__Record set__
#####
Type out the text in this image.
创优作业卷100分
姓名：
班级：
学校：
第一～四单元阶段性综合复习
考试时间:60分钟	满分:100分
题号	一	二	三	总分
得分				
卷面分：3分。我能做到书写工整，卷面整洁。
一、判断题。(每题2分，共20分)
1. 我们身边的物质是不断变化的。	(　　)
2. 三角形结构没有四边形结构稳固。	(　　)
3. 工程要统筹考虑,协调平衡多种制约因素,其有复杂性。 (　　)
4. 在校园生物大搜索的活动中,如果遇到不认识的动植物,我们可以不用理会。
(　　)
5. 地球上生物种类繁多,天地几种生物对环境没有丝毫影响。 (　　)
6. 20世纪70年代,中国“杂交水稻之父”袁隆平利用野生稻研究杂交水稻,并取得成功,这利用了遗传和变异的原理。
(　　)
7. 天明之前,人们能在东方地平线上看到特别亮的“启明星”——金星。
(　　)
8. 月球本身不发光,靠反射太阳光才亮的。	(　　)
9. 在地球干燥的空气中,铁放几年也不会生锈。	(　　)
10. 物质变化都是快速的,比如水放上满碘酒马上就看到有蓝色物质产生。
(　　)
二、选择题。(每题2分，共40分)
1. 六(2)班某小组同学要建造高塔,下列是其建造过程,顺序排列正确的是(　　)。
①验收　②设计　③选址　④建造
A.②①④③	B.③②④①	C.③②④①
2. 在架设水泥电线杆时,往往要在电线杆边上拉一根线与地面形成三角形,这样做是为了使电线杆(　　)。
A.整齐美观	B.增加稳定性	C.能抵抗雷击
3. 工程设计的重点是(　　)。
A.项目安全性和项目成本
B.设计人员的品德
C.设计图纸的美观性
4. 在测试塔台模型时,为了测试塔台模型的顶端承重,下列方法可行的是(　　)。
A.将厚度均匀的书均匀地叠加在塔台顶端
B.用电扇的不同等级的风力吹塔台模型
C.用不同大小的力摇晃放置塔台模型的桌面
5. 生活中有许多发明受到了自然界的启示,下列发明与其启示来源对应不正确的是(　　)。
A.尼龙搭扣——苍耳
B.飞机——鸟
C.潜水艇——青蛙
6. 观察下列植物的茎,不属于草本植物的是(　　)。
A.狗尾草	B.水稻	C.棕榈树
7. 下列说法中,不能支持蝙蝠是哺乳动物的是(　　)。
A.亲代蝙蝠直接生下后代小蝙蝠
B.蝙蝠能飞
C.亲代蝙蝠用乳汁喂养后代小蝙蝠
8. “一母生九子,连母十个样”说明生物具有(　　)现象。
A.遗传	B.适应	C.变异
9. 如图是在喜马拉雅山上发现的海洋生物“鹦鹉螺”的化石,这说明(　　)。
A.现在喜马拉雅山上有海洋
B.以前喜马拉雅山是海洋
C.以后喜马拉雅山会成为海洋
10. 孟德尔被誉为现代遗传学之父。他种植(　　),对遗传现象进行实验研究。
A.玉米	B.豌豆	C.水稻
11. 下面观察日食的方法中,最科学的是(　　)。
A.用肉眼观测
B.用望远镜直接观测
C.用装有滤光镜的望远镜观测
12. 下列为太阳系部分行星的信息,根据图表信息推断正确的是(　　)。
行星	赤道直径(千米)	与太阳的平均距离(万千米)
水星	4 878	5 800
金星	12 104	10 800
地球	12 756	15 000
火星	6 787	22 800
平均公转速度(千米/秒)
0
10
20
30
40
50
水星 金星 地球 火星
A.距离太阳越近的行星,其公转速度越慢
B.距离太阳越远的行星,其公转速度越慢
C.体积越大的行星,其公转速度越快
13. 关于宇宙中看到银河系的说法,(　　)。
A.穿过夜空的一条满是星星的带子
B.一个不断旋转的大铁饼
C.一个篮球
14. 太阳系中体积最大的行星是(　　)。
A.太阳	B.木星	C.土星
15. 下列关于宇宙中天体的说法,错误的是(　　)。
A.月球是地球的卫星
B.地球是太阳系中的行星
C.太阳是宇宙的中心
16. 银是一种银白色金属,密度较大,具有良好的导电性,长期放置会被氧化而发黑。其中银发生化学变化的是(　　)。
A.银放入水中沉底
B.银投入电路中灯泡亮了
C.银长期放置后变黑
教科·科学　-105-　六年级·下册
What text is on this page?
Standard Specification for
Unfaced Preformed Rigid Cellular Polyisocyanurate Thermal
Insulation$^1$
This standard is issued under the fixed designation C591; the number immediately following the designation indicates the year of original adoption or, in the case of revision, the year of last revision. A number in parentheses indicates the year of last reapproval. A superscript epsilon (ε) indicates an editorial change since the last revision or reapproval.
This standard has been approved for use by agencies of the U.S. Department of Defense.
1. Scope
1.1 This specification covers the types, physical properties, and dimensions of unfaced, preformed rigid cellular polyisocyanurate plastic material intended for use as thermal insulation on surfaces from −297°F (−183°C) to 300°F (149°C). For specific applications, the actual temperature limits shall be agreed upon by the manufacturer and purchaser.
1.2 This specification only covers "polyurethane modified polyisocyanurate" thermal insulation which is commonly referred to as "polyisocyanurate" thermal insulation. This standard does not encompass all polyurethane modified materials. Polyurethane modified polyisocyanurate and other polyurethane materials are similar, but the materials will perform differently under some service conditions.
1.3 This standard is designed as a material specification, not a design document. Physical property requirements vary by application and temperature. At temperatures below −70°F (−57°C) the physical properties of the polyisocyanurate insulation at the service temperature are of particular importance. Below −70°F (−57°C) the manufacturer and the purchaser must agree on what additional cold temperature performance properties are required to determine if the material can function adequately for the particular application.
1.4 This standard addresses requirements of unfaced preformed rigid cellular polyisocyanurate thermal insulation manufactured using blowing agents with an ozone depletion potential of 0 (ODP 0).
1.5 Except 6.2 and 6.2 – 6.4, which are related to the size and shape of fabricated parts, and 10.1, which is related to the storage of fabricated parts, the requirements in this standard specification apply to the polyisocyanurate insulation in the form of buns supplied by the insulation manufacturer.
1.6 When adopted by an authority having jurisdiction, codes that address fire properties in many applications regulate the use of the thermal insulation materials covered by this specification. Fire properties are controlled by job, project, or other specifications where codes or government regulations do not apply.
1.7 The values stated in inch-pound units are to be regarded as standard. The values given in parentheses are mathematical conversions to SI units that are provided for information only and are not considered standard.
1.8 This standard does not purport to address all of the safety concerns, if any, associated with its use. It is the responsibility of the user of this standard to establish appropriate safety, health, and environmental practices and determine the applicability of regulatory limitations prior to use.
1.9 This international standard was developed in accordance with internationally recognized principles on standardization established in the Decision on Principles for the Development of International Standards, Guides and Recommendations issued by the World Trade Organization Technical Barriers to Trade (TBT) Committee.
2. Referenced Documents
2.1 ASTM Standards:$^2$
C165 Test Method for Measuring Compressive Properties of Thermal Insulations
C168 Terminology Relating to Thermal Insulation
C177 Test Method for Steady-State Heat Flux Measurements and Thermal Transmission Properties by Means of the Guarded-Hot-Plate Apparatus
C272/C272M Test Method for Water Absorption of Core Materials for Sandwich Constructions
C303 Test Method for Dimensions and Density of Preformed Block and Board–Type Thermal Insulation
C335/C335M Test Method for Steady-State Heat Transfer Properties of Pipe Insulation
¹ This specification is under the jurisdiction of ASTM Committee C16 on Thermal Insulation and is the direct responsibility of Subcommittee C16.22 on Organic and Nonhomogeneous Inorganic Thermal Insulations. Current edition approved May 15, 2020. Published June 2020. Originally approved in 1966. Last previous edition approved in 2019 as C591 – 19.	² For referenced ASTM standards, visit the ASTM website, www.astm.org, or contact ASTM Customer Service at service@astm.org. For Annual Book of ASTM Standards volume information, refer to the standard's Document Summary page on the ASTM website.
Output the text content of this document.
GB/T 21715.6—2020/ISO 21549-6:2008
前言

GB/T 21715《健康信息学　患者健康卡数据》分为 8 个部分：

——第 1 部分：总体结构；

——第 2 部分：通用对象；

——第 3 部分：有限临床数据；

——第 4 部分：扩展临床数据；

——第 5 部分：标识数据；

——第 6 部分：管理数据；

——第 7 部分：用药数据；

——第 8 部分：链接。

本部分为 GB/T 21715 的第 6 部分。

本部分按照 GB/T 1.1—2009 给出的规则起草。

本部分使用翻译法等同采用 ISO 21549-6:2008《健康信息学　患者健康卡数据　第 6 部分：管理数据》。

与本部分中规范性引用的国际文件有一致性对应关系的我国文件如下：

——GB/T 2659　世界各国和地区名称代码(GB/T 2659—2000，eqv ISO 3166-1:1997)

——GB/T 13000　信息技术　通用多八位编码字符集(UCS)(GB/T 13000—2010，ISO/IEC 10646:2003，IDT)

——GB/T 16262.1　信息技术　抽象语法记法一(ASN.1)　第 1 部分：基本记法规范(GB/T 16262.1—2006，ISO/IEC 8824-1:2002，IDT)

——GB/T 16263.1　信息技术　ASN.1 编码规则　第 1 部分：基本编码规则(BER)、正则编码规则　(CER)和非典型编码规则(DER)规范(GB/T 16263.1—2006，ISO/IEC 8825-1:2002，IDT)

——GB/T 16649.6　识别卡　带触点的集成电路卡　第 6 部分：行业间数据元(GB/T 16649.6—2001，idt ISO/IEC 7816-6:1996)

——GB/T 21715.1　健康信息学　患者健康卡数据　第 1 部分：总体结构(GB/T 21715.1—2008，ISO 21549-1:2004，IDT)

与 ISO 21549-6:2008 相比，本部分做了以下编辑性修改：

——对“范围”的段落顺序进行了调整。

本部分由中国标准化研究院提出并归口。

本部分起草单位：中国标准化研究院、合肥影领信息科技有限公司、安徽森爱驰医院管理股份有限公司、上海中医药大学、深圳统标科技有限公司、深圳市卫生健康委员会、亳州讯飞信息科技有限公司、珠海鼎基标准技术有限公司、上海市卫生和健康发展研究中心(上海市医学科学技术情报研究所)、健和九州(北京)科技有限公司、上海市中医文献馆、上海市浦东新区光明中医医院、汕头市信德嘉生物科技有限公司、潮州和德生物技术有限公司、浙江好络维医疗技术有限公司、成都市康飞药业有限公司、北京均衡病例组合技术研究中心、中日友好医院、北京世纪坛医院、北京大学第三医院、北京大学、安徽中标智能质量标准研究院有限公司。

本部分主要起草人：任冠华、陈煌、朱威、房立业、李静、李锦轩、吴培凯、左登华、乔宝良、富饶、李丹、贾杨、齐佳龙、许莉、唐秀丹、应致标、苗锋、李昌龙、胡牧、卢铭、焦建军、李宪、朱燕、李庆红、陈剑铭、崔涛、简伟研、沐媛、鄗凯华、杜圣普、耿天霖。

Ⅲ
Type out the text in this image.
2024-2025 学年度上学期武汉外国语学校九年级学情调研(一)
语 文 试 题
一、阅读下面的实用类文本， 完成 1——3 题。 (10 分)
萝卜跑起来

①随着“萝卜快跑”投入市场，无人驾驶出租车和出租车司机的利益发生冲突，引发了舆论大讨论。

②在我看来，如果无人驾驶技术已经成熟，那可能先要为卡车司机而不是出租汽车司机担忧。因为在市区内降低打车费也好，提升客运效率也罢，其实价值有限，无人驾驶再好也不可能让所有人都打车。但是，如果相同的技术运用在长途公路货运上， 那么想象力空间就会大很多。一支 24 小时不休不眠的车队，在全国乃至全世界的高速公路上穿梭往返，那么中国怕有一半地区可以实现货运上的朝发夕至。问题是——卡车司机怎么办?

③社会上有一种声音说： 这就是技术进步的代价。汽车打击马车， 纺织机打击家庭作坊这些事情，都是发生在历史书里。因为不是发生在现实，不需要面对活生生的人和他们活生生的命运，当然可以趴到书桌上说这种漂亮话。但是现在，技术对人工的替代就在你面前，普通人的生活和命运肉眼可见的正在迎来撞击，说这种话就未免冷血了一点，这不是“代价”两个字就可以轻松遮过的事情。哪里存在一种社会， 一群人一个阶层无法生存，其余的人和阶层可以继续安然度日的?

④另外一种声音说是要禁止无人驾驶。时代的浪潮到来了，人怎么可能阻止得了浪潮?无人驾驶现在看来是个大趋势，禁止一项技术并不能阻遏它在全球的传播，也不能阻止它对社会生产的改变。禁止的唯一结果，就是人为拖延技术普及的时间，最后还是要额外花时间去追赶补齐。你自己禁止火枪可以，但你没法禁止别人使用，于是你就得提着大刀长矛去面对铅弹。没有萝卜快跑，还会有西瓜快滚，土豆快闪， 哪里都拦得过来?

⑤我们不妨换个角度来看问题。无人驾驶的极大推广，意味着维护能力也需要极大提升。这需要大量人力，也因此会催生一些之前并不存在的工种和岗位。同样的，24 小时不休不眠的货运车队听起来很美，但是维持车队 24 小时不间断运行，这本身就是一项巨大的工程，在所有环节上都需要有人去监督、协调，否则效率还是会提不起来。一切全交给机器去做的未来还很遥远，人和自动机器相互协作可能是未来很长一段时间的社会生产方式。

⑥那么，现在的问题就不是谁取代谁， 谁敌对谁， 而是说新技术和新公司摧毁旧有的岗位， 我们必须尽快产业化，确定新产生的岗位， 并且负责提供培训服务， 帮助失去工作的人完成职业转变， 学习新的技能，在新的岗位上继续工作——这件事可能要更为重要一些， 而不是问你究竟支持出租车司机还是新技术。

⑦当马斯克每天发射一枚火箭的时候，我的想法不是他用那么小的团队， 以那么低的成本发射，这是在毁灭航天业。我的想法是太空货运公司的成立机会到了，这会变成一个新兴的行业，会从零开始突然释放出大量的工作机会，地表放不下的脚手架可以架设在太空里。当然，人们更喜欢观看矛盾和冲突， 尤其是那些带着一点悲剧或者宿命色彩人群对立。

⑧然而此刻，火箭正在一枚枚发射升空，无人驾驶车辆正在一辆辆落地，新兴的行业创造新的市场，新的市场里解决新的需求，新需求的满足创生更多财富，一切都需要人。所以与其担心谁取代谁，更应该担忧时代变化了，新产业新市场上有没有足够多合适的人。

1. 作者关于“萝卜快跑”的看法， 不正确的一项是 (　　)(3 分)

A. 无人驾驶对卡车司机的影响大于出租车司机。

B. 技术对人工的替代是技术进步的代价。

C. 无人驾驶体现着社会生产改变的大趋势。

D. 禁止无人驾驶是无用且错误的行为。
#####
__Short task__
List each line of the entries that holds the string "总体结构".

__Solution to this problem__
——第 1 部分：总体结构；
——GB/T 21715.1　健康信息学　患者健康卡数据　第 1 部分：总体结构(GB/T 21715.1—2008，ISO 21549-1:2004，IDT)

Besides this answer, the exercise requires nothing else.